■ **EXERCISE REQUIREMENTS**:
Retype the data below without altering anything.

■ **DATA LISTING**:
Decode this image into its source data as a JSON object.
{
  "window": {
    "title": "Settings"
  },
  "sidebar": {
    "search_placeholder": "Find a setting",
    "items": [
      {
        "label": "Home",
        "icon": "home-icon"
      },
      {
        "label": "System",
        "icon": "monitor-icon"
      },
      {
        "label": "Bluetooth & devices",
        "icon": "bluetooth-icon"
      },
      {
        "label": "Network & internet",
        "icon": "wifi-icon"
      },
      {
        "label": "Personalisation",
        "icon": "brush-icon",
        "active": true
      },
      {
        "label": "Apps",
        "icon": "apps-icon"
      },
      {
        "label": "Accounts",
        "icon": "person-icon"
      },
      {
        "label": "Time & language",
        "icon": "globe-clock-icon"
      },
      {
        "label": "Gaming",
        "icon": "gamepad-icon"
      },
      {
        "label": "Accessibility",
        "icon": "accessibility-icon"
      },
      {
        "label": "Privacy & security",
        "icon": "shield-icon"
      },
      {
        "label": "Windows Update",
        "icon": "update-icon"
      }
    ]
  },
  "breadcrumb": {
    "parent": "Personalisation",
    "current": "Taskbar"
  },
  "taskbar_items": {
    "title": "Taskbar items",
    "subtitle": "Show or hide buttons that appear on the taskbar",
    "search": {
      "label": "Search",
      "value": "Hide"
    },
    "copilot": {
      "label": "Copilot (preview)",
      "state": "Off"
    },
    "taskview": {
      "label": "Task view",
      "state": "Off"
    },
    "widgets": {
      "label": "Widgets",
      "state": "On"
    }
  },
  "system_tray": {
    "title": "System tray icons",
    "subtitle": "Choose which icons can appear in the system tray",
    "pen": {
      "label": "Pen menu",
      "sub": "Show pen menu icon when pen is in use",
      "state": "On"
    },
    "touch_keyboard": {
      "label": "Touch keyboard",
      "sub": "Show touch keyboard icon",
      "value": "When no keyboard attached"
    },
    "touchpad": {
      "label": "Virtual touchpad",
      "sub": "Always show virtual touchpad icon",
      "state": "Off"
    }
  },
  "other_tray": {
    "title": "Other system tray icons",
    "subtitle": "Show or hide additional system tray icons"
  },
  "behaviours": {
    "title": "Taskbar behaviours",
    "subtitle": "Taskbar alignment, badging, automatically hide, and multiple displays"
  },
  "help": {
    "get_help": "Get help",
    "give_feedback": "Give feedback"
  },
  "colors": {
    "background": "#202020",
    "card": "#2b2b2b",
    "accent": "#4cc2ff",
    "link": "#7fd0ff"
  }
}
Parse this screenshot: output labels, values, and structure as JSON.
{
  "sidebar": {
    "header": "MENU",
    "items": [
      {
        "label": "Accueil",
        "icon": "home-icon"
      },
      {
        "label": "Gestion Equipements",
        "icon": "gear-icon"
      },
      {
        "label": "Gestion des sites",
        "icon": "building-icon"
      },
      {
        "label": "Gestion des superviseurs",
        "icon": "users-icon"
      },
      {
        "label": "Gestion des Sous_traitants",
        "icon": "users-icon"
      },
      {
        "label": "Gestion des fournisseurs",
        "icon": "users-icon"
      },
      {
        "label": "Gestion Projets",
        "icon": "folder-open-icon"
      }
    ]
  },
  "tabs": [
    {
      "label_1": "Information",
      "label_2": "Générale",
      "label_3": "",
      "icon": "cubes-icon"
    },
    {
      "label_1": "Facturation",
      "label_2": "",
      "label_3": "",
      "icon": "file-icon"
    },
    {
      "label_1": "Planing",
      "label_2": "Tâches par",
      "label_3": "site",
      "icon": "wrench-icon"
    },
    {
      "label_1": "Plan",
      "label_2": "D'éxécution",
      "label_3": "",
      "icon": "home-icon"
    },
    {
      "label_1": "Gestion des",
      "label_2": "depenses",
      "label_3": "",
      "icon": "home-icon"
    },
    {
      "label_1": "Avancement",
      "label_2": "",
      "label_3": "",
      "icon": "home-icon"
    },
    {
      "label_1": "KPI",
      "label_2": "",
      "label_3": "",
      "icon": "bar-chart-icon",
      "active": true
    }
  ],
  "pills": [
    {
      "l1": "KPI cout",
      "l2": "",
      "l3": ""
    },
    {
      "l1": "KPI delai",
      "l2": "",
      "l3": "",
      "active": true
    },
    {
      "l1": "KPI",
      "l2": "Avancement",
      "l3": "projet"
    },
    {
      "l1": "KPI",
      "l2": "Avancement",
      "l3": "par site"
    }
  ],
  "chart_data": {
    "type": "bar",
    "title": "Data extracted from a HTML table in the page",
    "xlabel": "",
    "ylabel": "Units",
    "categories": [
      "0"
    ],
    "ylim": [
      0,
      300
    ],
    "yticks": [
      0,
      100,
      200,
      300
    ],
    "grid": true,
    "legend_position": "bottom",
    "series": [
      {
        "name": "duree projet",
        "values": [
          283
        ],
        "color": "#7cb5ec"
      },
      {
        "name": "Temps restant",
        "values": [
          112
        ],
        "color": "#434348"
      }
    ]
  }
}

■ **RESPONSE TO THIS TASK**:
Decode this image into its source data as a JSON object.
{
  "window": {
    "title": "Settings"
  },
  "sidebar": {
    "search_placeholder": "Find a setting",
    "items": [
      {
        "label": "Home",
        "icon": "home-icon"
      },
      {
        "label": "System",
        "icon": "monitor-icon"
      },
      {
        "label": "Bluetooth & devices",
        "icon": "bluetooth-icon"
      },
      {
        "label": "Network & internet",
        "icon": "wifi-icon"
      },
      {
        "label": "Personalisation",
        "icon": "brush-icon",
        "active": true
      },
      {
        "label": "Apps",
        "icon": "apps-icon"
      },
      {
        "label": "Accounts",
        "icon": "person-icon"
      },
      {
        "label": "Time & language",
        "icon": "globe-clock-icon"
      },
      {
        "label": "Gaming",
        "icon": "gamepad-icon"
      },
      {
        "label": "Accessibility",
        "icon": "accessibility-icon"
      },
      {
        "label": "Privacy & security",
        "icon": "shield-icon"
      },
      {
        "label": "Windows Update",
        "icon": "update-icon"
      }
    ]
  },
  "breadcrumb": {
    "parent": "Personalisation",
    "current": "Taskbar"
  },
  "taskbar_items": {
    "title": "Taskbar items",
    "subtitle": "Show or hide buttons that appear on the taskbar",
    "search": {
      "label": "Search",
      "value": "Hide"
    },
    "copilot": {
      "label": "Copilot (preview)",
      "state": "Off"
    },
    "taskview": {
      "label": "Task view",
      "state": "Off"
    },
    "widgets": {
      "label": "Widgets",
      "state": "On"
    }
  },
  "system_tray": {
    "title": "System tray icons",
    "subtitle": "Choose which icons can appear in the system tray",
    "pen": {
      "label": "Pen menu",
      "sub": "Show pen menu icon when pen is in use",
      "state": "On"
    },
    "touch_keyboard": {
      "label": "Touch keyboard",
      "sub": "Show touch keyboard icon",
      "value": "When no keyboard attached"
    },
    "touchpad": {
      "label": "Virtual touchpad",
      "sub": "Always show virtual touchpad icon",
      "state": "Off"
    }
  },
  "other_tray": {
    "title": "Other system tray icons",
    "subtitle": "Show or hide additional system tray icons"
  },
  "behaviours": {
    "title": "Taskbar behaviours",
    "subtitle": "Taskbar alignment, badging, automatically hide, and multiple displays"
  },
  "help": {
    "get_help": "Get help",
    "give_feedback": "Give feedback"
  },
  "colors": {
    "background": "#202020",
    "card": "#2b2b2b",
    "accent": "#4cc2ff",
    "link": "#7fd0ff"
  }
}
Parse this screenshot: output labels, values, and structure as JSON.
{
  "sidebar": {
    "header": "MENU",
    "items": [
      {
        "label": "Accueil",
        "icon": "home-icon"
      },
      {
        "label": "Gestion Equipements",
        "icon": "gear-icon"
      },
      {
        "label": "Gestion des sites",
        "icon": "building-icon"
      },
      {
        "label": "Gestion des superviseurs",
        "icon": "users-icon"
      },
      {
        "label": "Gestion des Sous_traitants",
        "icon": "users-icon"
      },
      {
        "label": "Gestion des fournisseurs",
        "icon": "users-icon"
      },
      {
        "label": "Gestion Projets",
        "icon": "folder-open-icon"
      }
    ]
  },
  "tabs": [
    {
      "label_1": "Information",
      "label_2": "Générale",
      "label_3": "",
      "icon": "cubes-icon"
    },
    {
      "label_1": "Facturation",
      "label_2": "",
      "label_3": "",
      "icon": "file-icon"
    },
    {
      "label_1": "Planing",
      "label_2": "Tâches par",
      "label_3": "site",
      "icon": "wrench-icon"
    },
    {
      "label_1": "Plan",
      "label_2": "D'éxécution",
      "label_3": "",
      "icon": "home-icon"
    },
    {
      "label_1": "Gestion des",
      "label_2": "depenses",
      "label_3": "",
      "icon": "home-icon"
    },
    {
      "label_1": "Avancement",
      "label_2": "",
      "label_3": "",
      "icon": "home-icon"
    },
    {
      "label_1": "KPI",
      "label_2": "",
      "label_3": "",
      "icon": "bar-chart-icon",
      "active": true
    }
  ],
  "pills": [
    {
      "l1": "KPI cout",
      "l2": "",
      "l3": ""
    },
    {
      "l1": "KPI delai",
      "l2": "",
      "l3": "",
      "active": true
    },
    {
      "l1": "KPI",
      "l2": "Avancement",
      "l3": "projet"
    },
    {
      "l1": "KPI",
      "l2": "Avancement",
      "l3": "par site"
    }
  ],
  "chart_data": {
    "type": "bar",
    "title": "Data extracted from a HTML table in the page",
    "xlabel": "",
    "ylabel": "Units",
    "categories": [
      "0"
    ],
    "ylim": [
      0,
      300
    ],
    "yticks": [
      0,
      100,
      200,
      300
    ],
    "grid": true,
    "legend_position": "bottom",
    "series": [
      {
        "name": "duree projet",
        "values": [
          283
        ],
        "color": "#7cb5ec"
      },
      {
        "name": "Temps restant",
        "values": [
          112
        ],
        "color": "#434348"
      }
    ]
  }
}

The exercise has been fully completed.